* [Task to carry out]
Copy the data word for word, keeping every line.

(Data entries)
════════════════
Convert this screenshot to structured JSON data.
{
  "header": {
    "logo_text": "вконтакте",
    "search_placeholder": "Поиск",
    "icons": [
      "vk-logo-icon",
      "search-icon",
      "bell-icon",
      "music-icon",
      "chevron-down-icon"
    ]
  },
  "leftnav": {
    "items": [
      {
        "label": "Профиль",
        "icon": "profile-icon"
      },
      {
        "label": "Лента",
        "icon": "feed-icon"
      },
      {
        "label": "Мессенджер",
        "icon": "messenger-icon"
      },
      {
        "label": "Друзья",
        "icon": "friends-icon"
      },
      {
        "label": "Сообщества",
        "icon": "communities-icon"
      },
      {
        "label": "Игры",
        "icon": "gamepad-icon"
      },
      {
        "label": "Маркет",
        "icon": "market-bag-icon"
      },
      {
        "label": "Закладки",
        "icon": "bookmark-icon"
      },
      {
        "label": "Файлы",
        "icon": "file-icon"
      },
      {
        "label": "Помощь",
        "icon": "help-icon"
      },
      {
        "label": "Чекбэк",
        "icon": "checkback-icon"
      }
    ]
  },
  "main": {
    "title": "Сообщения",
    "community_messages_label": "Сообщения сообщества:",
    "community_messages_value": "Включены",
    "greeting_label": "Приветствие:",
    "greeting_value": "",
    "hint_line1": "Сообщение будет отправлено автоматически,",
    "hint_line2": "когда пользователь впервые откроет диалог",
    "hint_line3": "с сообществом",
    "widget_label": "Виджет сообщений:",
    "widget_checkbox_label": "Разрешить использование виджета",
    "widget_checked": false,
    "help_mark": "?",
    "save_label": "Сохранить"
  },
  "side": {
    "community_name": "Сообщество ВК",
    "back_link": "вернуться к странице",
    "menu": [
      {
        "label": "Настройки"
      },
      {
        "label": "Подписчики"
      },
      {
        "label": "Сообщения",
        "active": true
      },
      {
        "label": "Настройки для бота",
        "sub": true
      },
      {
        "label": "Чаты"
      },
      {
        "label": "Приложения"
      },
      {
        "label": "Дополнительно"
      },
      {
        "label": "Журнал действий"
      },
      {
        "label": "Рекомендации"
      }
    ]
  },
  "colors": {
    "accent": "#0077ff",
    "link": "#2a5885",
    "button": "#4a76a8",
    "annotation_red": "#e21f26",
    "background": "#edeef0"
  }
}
════════════════
* [Full output]
Convert this screenshot to structured JSON data.
{
  "header": {
    "logo_text": "вконтакте",
    "search_placeholder": "Поиск",
    "icons": [
      "vk-logo-icon",
      "search-icon",
      "bell-icon",
      "music-icon",
      "chevron-down-icon"
    ]
  },
  "leftnav": {
    "items": [
      {
        "label": "Профиль",
        "icon": "profile-icon"
      },
      {
        "label": "Лента",
        "icon": "feed-icon"
      },
      {
        "label": "Мессенджер",
        "icon": "messenger-icon"
      },
      {
        "label": "Друзья",
        "icon": "friends-icon"
      },
      {
        "label": "Сообщества",
        "icon": "communities-icon"
      },
      {
        "label": "Игры",
        "icon": "gamepad-icon"
      },
      {
        "label": "Маркет",
        "icon": "market-bag-icon"
      },
      {
        "label": "Закладки",
        "icon": "bookmark-icon"
      },
      {
        "label": "Файлы",
        "icon": "file-icon"
      },
      {
        "label": "Помощь",
        "icon": "help-icon"
      },
      {
        "label": "Чекбэк",
        "icon": "checkback-icon"
      }
    ]
  },
  "main": {
    "title": "Сообщения",
    "community_messages_label": "Сообщения сообщества:",
    "community_messages_value": "Включены",
    "greeting_label": "Приветствие:",
    "greeting_value": "",
    "hint_line1": "Сообщение будет отправлено автоматически,",
    "hint_line2": "когда пользователь впервые откроет диалог",
    "hint_line3": "с сообществом",
    "widget_label": "Виджет сообщений:",
    "widget_checkbox_label": "Разрешить использование виджета",
    "widget_checked": false,
    "help_mark": "?",
    "save_label": "Сохранить"
  },
  "side": {
    "community_name": "Сообщество ВК",
    "back_link": "вернуться к странице",
    "menu": [
      {
        "label": "Настройки"
      },
      {
        "label": "Подписчики"
      },
      {
        "label": "Сообщения",
        "active": true
      },
      {
        "label": "Настройки для бота",
        "sub": true
      },
      {
        "label": "Чаты"
      },
      {
        "label": "Приложения"
      },
      {
        "label": "Дополнительно"
      },
      {
        "label": "Журнал действий"
      },
      {
        "label": "Рекомендации"
      }
    ]
  },
  "colors": {
    "accent": "#0077ff",
    "link": "#2a5885",
    "button": "#4a76a8",
    "annotation_red": "#e21f26",
    "background": "#edeef0"
  }
}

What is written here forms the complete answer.